→ **Exercise data**
— begin —
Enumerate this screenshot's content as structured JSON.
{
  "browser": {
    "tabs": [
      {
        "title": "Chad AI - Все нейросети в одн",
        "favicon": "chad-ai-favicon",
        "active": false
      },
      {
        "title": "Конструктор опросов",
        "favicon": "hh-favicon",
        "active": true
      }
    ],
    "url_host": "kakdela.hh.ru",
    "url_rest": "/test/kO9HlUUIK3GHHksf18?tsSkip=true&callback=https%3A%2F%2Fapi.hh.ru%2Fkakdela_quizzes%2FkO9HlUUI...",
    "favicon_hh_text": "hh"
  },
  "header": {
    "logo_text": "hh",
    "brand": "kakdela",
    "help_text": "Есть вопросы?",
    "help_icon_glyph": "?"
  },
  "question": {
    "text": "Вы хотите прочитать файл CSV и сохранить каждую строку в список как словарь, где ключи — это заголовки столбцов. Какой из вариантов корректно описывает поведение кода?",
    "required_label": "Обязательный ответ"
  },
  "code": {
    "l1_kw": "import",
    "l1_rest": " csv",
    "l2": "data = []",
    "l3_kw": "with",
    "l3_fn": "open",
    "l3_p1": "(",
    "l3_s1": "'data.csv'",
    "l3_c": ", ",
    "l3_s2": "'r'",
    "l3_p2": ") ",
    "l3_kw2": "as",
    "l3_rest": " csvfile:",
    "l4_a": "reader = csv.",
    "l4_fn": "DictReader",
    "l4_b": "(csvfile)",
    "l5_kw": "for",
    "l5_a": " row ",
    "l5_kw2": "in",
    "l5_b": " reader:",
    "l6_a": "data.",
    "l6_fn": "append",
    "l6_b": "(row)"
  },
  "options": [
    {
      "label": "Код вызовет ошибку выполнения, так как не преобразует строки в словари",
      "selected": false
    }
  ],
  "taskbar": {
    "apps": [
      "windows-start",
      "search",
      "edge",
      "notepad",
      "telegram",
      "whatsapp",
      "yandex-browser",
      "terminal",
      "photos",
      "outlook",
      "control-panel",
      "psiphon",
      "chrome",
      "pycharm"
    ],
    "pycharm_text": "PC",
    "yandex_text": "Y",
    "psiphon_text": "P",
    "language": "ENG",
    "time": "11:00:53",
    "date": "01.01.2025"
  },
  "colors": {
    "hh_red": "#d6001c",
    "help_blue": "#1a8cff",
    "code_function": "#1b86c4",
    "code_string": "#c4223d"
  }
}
— end —
Where a line in the entries holds the word "true", copy that line.

→ **Task result**
        "active": true
    "url_rest": "/test/kO9HlUUIK3GHHksf18?tsSkip=true&callback=https%3A%2F%2Fapi.hh.ru%2Fkakdela_quizzes%2FkO9HlUUI...",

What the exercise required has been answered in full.